Work to complete = Read the lines that follow and tally those with the word "this"; give the number and nothing else.

(Stored dataset items)

-----

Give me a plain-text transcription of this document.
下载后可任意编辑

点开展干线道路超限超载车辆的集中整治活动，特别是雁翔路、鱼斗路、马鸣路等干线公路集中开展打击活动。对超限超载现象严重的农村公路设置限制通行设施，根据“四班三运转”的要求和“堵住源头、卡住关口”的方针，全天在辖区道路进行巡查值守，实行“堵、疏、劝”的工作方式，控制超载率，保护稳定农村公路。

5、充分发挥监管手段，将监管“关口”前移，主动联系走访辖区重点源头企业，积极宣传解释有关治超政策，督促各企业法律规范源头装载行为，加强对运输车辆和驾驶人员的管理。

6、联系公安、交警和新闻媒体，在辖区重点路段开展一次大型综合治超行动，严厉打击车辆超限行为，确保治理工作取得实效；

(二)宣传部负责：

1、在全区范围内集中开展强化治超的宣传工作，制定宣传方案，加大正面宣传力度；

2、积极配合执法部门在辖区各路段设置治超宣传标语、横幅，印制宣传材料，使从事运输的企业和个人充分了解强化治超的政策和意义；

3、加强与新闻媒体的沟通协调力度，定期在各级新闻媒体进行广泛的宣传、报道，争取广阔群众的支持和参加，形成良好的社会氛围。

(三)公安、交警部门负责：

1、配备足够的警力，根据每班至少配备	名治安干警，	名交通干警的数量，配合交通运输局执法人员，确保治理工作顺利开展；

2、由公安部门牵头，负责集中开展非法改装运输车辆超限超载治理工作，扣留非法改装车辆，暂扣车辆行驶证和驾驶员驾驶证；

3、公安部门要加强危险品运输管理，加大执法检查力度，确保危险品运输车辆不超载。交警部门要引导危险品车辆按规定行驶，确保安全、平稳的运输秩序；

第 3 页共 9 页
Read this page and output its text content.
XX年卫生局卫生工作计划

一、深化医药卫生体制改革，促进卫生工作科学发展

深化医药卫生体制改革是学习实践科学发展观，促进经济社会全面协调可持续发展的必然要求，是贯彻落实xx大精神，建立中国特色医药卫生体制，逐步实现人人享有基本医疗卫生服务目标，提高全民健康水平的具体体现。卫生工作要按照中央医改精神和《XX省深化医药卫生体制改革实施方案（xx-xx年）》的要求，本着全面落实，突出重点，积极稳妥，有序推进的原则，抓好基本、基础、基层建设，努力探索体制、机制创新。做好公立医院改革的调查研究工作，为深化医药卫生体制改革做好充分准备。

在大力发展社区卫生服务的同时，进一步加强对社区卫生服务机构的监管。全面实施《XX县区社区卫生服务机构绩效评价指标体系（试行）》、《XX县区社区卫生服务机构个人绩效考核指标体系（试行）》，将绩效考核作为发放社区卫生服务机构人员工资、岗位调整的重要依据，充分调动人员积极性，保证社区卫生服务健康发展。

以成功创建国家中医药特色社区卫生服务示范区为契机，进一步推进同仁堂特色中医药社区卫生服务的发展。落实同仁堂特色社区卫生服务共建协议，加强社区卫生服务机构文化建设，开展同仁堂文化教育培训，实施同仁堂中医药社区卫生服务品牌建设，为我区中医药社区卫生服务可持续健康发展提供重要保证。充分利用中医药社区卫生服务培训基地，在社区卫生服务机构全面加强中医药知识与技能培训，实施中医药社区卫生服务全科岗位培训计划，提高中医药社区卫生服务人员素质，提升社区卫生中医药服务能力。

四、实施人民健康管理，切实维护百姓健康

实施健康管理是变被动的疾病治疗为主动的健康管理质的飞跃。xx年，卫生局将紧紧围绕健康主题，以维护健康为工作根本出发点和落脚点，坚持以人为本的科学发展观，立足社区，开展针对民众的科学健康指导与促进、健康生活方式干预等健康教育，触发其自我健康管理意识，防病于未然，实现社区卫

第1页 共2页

-----

Task output = 2